Extracted data entries:

-- Start --

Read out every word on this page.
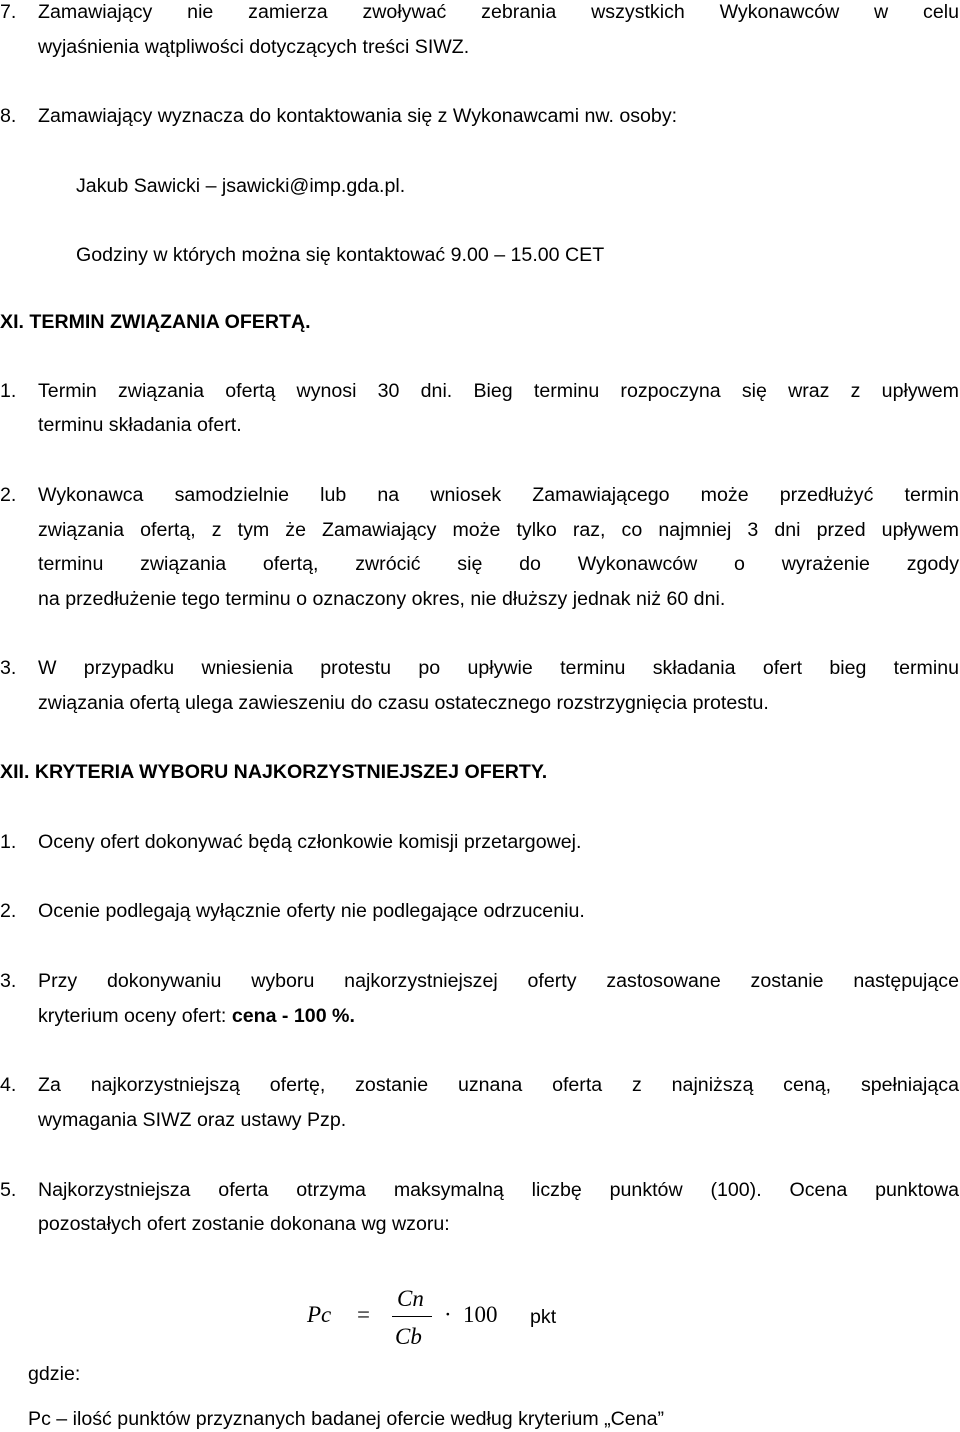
7. Zamawiający nie zamierza zwoływać zebrania wszystkich Wykonawców w celu
wyjaśnienia wątpliwości dotyczących treści SIWZ.
8. Zamawiający wyznacza do kontaktowania się z Wykonawcami nw. osoby:
Jakub Sawicki – jsawicki@imp.gda.pl.
Godziny w których można się kontaktować 9.00 – 15.00 CET
XI. TERMIN ZWIĄZANIA OFERTĄ.
1. Termin związania ofertą wynosi 30 dni. Bieg terminu rozpoczyna się wraz z upływem
terminu składania ofert.
2. Wykonawca samodzielnie lub na wniosek Zamawiającego może przedłużyć termin
związania ofertą, z tym że Zamawiający może tylko raz, co najmniej 3 dni przed upływem
terminu związania ofertą, zwrócić się do Wykonawców o wyrażenie zgody
na przedłużenie tego terminu o oznaczony okres, nie dłuższy jednak niż 60 dni.
3. W przypadku wniesienia protestu po upływie terminu składania ofert bieg terminu
związania ofertą ulega zawieszeniu do czasu ostatecznego rozstrzygnięcia protestu.
XII. KRYTERIA WYBORU NAJKORZYSTNIEJSZEJ OFERTY.
1. Oceny ofert dokonywać będą członkowie komisji przetargowej.
2. Ocenie podlegają wyłącznie oferty nie podlegające odrzuceniu.
3. Przy dokonywaniu wyboru najkorzystniejszej oferty zastosowane zostanie następujące
kryterium oceny ofert: cena - 100 %.
4. Za najkorzystniejszą ofertę, zostanie uznana oferta z najniższą ceną, spełniająca
wymagania SIWZ oraz ustawy Pzp.
5. Najkorzystniejsza oferta otrzyma maksymalną liczbę punktów (100). Ocena punktowa
pozostałych ofert zostanie dokonana wg wzoru:
Pc =
Cn
Cb
· 100 pkt
gdzie:
Pc – ilość punktów przyznanych badanej ofercie według kryterium „Cena”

-- End --

What you will do: Copy every line of the listing containing the string "oferta".

Written answer:
4. Za najkorzystniejszą ofertę, zostanie uznana oferta z najniższą ceną, spełniająca
5. Najkorzystniejsza oferta otrzyma maksymalną liczbę punktów (100). Ocena punktowa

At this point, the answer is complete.